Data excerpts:
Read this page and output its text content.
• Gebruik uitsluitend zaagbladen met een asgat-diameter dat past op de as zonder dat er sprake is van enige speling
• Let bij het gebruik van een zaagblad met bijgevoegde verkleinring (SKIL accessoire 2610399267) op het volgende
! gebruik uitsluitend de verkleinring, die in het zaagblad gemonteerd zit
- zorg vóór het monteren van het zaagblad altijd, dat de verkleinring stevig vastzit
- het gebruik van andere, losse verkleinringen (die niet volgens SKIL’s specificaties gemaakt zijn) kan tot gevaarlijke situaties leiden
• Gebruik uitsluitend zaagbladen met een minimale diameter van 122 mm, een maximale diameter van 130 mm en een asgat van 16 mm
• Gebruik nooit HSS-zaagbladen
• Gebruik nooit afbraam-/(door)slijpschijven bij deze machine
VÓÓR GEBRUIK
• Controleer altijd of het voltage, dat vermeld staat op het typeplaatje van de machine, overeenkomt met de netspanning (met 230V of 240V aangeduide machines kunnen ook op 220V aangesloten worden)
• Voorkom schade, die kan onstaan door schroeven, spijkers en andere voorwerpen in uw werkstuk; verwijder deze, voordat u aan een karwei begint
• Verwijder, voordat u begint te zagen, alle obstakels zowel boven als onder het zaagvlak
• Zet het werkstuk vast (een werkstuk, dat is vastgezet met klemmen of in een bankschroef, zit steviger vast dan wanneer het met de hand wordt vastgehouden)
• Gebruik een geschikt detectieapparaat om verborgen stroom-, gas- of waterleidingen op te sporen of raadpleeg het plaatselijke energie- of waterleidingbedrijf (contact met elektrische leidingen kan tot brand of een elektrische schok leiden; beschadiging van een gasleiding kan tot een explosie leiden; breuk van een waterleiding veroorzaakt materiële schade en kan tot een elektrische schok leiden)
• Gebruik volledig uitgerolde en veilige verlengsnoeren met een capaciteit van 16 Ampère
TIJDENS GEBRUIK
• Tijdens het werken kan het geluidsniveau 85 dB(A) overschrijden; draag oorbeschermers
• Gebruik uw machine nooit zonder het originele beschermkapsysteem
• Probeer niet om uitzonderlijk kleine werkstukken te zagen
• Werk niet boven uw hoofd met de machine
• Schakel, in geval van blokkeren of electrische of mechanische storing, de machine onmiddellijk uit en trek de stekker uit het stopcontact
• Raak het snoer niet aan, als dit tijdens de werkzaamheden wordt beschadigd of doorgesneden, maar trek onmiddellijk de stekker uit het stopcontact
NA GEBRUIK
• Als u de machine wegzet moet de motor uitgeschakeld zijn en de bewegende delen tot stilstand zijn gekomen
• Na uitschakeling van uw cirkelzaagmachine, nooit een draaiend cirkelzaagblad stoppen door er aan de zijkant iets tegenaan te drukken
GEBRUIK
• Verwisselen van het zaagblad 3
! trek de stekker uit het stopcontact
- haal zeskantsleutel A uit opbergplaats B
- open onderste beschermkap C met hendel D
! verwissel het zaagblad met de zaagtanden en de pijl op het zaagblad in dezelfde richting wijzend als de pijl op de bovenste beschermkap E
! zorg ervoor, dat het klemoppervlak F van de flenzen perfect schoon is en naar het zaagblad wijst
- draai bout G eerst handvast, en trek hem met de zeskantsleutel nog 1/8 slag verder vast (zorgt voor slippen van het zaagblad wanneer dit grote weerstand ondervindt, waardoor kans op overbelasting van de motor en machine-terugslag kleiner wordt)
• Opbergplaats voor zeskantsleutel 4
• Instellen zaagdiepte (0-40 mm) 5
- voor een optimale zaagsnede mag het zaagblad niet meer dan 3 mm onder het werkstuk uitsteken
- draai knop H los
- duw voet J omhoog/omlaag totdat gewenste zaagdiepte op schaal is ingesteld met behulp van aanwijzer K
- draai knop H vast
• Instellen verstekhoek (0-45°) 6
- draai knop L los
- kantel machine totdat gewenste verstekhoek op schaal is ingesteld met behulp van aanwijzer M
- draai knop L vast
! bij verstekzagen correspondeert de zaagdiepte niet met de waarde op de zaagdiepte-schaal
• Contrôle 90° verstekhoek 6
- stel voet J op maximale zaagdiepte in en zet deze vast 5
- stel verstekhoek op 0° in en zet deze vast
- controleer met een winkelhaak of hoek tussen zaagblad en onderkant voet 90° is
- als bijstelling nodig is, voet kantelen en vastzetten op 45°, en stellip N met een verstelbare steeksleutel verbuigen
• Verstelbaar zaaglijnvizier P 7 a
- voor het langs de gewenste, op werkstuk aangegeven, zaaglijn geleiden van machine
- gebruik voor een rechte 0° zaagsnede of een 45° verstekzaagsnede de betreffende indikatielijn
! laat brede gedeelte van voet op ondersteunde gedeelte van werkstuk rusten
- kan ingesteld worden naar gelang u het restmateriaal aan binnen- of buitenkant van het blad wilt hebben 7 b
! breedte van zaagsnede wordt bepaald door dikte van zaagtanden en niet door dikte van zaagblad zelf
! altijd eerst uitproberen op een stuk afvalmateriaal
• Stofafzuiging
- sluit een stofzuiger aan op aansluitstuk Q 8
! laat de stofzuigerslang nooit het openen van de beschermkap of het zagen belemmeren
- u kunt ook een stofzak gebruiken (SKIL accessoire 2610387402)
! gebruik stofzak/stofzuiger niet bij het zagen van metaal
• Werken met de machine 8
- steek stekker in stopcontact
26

- **EXERCISE PROMPT**
Filter out all lines lacking the word "zijn" and copy the rest.

- **TASK RESPONSE**
- het gebruik van andere, losse verkleinringen (die niet volgens SKIL’s specificaties gemaakt zijn) kan tot gevaarlijke situaties leiden
• Als u de machine wegzet moet de motor uitgeschakeld zijn en de bewegende delen tot stilstand zijn gekomen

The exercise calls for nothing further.